## START DOCUMENT TEXT

Welcome to the MySQL monitor.  Commands end with ; or \g.
Your MySQL connection id is 1
Server version: 5.5.36 Source distribution

Copyright (c) 2000, 2013, Oracle and/or its affiliates. All rights reserved.

Oracle is a registered trademark of Oracle Corporation and/or its
affiliates. Other names may be trademarks of their respective
owners.

Type 'help;' or '\h' for help. Type '\c' to clear the current input statement.

mysql 5.5 > CREATE DATABASE xy;
Query OK, 1 row affected (0.02 sec)

mysql 5.5 > USE xy;
Database changed
mysql 5.5 > set tmp_table_size=1024;
Query OK, 0 rows affected (0.00 sec)

mysql 5.5 > create table tb(id int auto_increment primary key, v varchar(32))engine=myisam charset=gbk;
Query OK, 0 rows affected (0.13 sec)

mysql 5.5 > insert into tb(v) values("aaa");
Query OK, 1 row affected (0.00 sec)

mysql 5.5 > insert into tb(v) (select v from tb);
Query OK, 1 row affected (0.02 sec)
Records: 1  Duplicates: 0  Warnings: 0

mysql 5.5 > insert into tb(v) (select v from tb);
Query OK, 2 rows affected (0.00 sec)
Records: 2  Duplicates: 0  Warnings: 0

mysql 5.5 > insert into tb(v) (select v from tb);
Query OK, 4 rows affected (0.00 sec)
Records: 4  Duplicates: 0  Warnings: 0

mysql 5.5 > insert into tb(v) (select v from tb);
Query OK, 8 rows affected (0.00 sec)
Records: 8  Duplicates: 0  Warnings: 0

mysql 5.5 > insert into tb(v) (select v from tb);
Query OK, 16 rows affected (0.00 sec)
Records: 16  Duplicates: 0  Warnings: 0

mysql 5.5 > insert into tb(v) (select v from tb);
Query OK, 32 rows affected (0.09 sec)

## END DOCUMENT TEXT

▸ CHALLENGE 1:
In the MySQL session log, what server version is reported?
▸ CHALLENGE 2:
Echo the part of the MySQL session log that begins with "Oracle is a" and ends with "0 rows affected (0.00 sec)".

## START GIVEN MATERIAL

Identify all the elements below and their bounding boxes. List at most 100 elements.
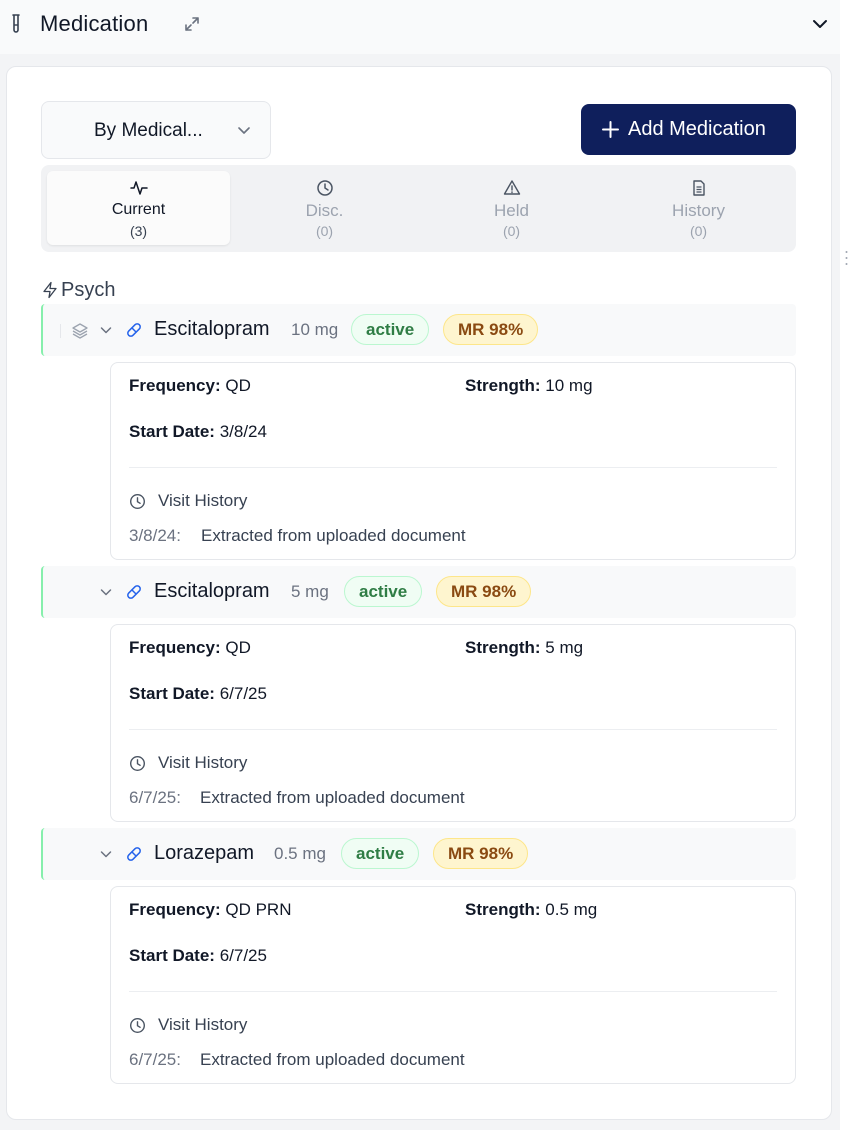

## END GIVEN MATERIAL

▸ SOLUTION 1:
5.5.36 Source distribution

▸ SOLUTION 2:
Oracle is a registered trademark of Oracle Corporation and/or its
affiliates. Other names may be trademarks of their respective
owners.

Type 'help;' or '\h' for help. Type '\c' to clear the current input statement.

mysql 5.5 > CREATE DATABASE xy;
Query OK, 1 row affected (0.02 sec)

mysql 5.5 > USE xy;
Database changed
mysql 5.5 > set tmp_table_size=1024;
Query OK, 0 rows affected (0.00 sec)